» Given instruction: Show, in full, each line of the data that contains "RwPretec".

== Input data ==

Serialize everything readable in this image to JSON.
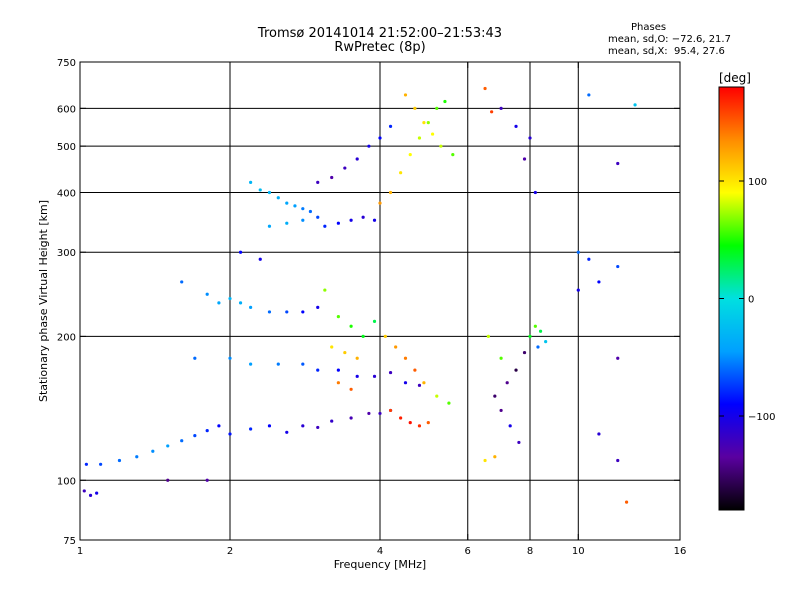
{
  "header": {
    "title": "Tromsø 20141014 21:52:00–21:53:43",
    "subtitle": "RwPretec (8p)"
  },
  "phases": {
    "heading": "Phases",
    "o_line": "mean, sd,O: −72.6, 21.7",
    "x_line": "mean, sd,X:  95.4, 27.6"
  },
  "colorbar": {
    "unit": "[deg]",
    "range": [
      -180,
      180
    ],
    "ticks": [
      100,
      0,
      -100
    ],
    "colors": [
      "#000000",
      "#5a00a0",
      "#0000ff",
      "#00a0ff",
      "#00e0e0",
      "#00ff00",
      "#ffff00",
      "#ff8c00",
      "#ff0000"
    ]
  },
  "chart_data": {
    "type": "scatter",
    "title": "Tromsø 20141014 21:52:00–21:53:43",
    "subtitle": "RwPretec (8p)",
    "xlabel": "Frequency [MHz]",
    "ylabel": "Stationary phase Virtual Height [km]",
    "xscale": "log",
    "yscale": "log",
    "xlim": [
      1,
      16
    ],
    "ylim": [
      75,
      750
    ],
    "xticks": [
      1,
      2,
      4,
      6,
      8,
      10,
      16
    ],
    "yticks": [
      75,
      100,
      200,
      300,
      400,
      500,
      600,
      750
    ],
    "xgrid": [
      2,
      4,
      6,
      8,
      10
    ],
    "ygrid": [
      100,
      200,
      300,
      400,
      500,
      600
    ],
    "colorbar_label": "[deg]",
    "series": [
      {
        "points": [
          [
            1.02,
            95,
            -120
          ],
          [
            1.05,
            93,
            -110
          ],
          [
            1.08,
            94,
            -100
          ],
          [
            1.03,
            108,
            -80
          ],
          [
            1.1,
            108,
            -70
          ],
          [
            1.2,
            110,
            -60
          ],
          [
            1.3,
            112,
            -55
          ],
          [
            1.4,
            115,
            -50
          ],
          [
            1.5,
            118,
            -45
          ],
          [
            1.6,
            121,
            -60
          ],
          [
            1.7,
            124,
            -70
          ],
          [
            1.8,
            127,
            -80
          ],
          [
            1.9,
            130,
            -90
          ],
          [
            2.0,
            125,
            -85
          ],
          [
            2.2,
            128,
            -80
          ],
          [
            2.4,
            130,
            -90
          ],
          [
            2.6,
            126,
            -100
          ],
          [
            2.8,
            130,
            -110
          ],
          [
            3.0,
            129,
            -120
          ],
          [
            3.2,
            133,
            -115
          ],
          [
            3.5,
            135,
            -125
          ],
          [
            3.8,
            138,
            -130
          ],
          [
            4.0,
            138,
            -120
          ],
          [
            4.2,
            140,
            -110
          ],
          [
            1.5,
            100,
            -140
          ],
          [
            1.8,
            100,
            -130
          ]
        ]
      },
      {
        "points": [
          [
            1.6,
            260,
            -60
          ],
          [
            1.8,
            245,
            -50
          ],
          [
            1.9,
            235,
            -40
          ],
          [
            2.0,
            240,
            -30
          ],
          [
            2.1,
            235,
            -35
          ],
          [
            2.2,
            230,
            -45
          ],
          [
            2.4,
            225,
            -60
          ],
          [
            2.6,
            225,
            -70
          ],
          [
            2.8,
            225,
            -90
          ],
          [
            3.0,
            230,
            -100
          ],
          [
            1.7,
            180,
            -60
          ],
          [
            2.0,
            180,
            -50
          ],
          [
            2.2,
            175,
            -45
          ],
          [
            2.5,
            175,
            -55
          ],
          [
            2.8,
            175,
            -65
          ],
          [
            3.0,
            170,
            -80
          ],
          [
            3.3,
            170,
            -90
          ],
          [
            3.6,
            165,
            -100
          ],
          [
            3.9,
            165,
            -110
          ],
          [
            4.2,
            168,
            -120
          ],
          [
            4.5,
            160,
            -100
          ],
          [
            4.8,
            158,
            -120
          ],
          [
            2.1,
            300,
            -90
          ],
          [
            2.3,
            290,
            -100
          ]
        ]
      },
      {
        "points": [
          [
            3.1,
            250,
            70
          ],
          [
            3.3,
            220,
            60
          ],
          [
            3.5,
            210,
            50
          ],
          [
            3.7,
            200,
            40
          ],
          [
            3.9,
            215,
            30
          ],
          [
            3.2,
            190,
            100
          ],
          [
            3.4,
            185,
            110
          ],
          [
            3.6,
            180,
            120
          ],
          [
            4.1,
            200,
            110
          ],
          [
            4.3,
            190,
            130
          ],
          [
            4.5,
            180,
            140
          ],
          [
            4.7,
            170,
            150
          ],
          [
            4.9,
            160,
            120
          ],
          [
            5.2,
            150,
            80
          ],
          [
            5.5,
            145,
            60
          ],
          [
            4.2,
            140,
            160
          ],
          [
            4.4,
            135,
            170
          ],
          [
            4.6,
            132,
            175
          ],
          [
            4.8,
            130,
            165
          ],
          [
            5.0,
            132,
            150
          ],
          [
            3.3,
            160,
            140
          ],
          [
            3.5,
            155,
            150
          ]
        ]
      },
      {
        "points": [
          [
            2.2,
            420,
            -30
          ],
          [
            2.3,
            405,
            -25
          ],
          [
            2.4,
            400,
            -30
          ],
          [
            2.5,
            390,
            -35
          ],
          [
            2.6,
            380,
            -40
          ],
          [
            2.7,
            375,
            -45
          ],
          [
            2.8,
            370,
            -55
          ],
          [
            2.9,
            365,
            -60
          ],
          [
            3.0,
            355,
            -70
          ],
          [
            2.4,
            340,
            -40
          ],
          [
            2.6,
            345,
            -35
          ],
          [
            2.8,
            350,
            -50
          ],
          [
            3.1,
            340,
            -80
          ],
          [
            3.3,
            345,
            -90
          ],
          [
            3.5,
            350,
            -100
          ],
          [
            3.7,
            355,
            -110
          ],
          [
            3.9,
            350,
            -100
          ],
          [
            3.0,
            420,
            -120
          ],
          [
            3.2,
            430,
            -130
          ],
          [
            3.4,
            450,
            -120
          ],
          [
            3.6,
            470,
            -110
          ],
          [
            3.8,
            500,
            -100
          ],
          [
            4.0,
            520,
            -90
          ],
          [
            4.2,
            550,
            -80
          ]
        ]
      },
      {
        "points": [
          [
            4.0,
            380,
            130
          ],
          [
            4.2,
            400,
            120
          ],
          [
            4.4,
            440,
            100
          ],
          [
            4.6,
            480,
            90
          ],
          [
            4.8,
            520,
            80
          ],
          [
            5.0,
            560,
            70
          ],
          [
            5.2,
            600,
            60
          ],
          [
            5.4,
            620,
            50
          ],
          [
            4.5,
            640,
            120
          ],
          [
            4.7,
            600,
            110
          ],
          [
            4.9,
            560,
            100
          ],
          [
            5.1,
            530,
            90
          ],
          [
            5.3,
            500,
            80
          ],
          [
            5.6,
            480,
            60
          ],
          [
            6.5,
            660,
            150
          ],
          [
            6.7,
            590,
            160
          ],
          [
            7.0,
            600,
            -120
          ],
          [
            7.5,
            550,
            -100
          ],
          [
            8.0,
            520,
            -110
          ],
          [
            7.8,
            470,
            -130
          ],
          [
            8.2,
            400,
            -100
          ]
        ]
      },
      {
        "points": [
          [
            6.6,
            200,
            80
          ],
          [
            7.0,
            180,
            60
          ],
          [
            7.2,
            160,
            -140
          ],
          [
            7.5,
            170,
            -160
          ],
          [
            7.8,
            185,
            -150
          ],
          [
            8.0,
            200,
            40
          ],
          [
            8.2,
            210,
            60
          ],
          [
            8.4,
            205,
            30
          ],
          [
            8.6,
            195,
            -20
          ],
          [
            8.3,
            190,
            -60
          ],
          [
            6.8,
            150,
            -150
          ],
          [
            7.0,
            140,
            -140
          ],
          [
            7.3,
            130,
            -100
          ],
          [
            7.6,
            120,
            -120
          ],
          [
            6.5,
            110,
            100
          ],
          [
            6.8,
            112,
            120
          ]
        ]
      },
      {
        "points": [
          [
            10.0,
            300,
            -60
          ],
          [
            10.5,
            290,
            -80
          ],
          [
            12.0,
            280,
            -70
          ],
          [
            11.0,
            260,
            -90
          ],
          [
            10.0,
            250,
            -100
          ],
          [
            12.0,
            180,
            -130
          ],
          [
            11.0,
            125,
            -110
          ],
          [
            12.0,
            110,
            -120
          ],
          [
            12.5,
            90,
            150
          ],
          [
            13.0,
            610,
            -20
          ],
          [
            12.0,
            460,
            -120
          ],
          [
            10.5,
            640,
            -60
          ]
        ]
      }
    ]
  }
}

===
== Input data ==

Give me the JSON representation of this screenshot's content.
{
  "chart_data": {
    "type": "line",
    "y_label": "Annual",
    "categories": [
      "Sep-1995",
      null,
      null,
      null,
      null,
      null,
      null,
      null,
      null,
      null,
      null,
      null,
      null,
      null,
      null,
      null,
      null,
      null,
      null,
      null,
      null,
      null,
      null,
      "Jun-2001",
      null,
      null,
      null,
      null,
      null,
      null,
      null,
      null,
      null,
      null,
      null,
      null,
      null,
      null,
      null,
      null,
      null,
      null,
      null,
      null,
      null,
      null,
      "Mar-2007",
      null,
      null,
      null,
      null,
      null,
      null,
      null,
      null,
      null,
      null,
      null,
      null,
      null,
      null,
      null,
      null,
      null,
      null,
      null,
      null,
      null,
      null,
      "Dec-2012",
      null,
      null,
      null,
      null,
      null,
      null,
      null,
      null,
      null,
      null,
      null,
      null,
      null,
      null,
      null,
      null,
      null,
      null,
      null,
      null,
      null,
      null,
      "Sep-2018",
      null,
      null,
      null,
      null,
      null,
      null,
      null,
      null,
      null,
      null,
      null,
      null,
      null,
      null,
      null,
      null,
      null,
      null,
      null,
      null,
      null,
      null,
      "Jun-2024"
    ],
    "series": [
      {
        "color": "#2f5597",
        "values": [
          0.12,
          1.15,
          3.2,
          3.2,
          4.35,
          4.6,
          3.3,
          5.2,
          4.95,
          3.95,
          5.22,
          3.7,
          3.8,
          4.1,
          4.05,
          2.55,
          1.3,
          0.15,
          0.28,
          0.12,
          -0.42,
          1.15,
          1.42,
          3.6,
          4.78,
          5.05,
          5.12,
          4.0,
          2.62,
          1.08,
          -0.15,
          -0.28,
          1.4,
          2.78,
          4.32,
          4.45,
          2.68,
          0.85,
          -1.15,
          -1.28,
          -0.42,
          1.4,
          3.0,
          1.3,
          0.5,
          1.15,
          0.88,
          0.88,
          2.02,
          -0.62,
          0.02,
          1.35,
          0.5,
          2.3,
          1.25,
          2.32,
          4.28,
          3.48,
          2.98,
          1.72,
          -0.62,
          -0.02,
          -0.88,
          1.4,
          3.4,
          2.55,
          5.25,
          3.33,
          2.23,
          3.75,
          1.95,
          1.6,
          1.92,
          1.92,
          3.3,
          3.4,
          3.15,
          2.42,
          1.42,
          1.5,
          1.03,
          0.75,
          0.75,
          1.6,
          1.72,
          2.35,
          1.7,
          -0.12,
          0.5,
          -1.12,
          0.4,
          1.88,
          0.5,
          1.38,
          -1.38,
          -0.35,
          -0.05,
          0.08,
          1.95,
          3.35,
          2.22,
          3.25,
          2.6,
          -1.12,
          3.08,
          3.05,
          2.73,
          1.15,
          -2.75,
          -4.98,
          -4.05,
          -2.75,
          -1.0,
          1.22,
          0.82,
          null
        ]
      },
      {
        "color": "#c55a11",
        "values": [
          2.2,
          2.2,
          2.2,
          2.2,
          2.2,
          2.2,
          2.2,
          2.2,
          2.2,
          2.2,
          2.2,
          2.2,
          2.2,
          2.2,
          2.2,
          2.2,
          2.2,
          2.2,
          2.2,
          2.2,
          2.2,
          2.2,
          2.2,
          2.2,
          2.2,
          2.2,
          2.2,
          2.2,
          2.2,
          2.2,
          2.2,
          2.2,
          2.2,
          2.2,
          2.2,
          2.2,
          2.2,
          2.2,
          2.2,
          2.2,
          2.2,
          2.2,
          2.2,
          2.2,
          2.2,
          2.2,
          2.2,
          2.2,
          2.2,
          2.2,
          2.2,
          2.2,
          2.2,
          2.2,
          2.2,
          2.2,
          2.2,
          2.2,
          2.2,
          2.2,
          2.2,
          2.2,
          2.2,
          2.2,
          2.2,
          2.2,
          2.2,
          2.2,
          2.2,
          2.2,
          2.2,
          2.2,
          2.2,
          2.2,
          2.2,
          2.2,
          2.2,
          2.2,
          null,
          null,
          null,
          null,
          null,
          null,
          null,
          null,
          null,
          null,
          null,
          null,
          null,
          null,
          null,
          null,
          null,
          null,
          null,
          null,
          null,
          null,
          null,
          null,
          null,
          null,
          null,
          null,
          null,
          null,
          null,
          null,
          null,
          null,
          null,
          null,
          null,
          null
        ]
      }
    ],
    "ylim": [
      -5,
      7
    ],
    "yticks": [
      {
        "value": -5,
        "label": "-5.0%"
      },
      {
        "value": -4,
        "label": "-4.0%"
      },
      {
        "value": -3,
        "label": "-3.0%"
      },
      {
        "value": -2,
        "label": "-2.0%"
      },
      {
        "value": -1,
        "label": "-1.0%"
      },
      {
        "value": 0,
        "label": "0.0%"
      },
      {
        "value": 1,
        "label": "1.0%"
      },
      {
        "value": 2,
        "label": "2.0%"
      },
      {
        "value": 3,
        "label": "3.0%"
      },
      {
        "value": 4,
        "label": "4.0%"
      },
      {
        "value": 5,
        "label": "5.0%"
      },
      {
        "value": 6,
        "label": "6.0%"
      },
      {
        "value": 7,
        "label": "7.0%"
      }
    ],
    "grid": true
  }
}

===

» Exercise response:
    "subtitle": "RwPretec (8p)"
    "subtitle": "RwPretec (8p)",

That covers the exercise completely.